## What is required:
Locate each line containing the string "name" and copy it out.

Records from a data source:
————————
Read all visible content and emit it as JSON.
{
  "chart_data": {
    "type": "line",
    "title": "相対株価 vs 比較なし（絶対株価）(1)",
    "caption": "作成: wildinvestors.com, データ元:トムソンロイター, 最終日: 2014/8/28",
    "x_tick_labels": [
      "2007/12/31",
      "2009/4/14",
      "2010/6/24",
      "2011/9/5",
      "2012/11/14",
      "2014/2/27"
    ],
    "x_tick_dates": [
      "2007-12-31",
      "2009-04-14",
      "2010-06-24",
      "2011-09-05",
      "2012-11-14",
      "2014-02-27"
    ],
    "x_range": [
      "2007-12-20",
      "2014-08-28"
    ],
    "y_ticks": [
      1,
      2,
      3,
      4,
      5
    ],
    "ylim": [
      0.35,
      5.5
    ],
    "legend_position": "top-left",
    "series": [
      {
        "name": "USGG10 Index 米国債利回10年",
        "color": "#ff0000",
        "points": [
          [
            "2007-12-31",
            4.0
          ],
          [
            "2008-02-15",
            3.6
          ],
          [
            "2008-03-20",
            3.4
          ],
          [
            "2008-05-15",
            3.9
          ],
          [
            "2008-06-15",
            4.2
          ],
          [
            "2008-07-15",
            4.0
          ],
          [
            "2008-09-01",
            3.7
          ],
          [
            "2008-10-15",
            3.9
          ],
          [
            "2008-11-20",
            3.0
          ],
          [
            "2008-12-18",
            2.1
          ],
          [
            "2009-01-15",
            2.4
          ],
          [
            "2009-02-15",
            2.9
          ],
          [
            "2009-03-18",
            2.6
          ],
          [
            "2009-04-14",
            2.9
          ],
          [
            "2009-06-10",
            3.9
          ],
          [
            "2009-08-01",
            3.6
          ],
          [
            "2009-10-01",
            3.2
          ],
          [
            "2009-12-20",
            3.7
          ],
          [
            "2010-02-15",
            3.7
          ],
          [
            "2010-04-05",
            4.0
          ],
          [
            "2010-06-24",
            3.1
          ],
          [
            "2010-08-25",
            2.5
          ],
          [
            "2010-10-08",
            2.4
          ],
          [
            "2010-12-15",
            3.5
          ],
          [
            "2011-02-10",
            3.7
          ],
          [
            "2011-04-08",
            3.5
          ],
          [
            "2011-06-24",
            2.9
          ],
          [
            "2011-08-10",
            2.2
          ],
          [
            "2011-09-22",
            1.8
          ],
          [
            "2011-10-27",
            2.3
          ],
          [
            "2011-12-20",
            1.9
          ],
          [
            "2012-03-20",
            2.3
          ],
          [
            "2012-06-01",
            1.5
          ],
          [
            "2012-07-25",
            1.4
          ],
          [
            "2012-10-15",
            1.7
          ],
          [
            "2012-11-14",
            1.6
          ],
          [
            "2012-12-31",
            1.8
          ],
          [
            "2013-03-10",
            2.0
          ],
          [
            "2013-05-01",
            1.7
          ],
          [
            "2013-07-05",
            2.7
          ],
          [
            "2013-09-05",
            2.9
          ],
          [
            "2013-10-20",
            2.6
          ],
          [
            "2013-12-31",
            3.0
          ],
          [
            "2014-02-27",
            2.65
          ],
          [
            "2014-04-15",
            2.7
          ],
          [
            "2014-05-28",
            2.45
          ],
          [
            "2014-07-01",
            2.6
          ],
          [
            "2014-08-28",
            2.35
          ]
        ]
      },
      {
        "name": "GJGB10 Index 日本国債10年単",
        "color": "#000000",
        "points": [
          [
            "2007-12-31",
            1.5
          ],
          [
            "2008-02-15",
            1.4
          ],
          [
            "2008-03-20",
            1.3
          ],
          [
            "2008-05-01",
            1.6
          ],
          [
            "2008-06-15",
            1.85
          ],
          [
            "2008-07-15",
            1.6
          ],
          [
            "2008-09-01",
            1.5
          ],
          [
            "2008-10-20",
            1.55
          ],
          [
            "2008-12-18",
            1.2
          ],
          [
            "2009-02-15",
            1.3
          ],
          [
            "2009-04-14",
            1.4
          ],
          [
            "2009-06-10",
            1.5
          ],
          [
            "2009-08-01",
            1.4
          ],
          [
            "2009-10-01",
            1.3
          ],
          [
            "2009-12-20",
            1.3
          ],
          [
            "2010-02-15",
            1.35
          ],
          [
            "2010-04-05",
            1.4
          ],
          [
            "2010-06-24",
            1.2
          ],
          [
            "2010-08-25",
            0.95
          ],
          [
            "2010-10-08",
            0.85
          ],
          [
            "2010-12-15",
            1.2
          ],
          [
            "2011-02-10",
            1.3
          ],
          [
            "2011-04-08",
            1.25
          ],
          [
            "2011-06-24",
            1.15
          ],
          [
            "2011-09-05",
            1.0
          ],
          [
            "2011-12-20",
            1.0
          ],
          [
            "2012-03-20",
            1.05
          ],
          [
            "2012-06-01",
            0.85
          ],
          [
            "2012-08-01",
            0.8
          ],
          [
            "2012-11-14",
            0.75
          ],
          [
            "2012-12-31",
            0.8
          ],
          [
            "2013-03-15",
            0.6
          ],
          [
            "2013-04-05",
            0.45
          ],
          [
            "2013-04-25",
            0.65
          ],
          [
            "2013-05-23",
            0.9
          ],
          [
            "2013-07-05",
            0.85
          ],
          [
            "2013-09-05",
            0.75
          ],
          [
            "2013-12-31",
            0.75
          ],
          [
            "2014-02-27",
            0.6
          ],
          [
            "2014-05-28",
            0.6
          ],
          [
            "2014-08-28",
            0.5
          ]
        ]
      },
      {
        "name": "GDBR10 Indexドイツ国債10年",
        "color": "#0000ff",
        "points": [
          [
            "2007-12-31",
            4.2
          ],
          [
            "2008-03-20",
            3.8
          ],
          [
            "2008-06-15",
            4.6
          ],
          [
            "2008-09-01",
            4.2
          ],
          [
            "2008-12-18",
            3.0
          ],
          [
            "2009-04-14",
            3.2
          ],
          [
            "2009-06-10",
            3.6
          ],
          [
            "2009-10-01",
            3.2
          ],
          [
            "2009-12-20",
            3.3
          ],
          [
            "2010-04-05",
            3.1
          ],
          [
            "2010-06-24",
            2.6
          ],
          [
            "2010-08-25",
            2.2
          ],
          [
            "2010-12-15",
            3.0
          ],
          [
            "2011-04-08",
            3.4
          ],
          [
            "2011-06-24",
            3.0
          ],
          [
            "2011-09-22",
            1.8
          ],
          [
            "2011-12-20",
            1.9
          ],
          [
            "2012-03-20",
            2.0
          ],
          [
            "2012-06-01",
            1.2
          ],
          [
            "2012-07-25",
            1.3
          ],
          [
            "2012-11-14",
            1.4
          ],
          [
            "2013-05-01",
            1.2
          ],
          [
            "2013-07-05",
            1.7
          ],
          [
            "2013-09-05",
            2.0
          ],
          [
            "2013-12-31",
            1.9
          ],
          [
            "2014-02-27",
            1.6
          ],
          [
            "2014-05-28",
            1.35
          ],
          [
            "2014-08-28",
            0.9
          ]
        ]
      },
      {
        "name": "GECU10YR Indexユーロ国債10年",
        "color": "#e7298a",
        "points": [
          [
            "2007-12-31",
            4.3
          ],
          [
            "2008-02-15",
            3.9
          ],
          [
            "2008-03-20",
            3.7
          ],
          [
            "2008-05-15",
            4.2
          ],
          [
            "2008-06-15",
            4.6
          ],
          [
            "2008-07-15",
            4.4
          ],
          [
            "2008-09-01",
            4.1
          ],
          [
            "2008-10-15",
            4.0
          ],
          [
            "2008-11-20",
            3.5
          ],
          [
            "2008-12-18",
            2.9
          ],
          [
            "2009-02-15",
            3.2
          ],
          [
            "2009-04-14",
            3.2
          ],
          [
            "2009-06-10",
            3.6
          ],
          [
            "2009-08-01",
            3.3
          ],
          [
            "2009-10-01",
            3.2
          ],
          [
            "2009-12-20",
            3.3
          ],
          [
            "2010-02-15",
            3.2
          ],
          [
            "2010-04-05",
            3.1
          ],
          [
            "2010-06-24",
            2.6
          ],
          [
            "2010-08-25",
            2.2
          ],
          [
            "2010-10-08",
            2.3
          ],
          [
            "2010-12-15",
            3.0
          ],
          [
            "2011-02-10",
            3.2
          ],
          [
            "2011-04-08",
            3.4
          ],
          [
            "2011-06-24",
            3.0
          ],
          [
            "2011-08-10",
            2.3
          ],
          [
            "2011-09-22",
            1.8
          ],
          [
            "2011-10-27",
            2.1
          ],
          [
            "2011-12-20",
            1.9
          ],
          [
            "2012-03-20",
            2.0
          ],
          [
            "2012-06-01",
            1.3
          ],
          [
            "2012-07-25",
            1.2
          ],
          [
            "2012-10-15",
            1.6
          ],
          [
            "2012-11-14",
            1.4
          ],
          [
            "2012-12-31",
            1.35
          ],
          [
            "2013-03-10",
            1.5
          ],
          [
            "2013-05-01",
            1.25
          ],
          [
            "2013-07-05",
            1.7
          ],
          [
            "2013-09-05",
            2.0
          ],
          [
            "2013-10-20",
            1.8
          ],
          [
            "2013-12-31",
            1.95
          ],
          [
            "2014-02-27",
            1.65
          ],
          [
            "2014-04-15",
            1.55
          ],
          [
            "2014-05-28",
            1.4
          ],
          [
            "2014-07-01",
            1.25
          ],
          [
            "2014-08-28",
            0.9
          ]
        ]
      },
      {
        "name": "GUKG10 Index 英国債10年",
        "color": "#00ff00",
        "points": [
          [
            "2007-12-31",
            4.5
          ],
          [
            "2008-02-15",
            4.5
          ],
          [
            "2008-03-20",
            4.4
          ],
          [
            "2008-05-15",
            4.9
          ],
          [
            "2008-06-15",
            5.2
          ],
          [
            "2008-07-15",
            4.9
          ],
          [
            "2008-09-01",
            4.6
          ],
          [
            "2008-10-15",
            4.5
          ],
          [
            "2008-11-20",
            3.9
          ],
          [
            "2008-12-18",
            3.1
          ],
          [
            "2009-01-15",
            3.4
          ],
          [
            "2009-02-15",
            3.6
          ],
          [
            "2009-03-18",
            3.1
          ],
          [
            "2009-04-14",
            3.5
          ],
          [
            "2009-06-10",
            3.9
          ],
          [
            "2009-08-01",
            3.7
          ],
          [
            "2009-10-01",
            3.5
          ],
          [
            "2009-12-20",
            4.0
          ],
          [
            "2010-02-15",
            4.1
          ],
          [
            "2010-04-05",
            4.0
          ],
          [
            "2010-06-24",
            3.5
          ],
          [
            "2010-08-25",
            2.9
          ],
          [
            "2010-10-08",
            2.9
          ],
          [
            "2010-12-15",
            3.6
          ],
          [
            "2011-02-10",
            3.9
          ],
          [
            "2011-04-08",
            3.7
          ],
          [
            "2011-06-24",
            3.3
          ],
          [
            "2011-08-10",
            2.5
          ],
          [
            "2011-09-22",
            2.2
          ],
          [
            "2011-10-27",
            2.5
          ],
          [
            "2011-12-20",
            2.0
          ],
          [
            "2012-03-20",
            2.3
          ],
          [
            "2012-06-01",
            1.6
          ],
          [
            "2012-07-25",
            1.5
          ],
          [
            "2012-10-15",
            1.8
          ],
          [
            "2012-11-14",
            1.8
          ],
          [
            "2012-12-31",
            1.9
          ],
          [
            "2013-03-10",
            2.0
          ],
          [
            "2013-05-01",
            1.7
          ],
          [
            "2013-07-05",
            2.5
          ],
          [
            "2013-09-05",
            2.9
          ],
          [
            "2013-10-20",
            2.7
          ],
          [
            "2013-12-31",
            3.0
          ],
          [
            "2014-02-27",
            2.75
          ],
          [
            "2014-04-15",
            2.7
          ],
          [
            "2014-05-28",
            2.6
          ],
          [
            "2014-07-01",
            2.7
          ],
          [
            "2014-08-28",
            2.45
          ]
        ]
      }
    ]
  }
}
————————
## Exercise answer:
        "name": "USGG10 Index 米国債利回10年",
        "name": "GJGB10 Index 日本国債10年単",
        "name": "GDBR10 Indexドイツ国債10年",
        "name": "GECU10YR Indexユーロ国債10年",
        "name": "GUKG10 Index 英国債10年",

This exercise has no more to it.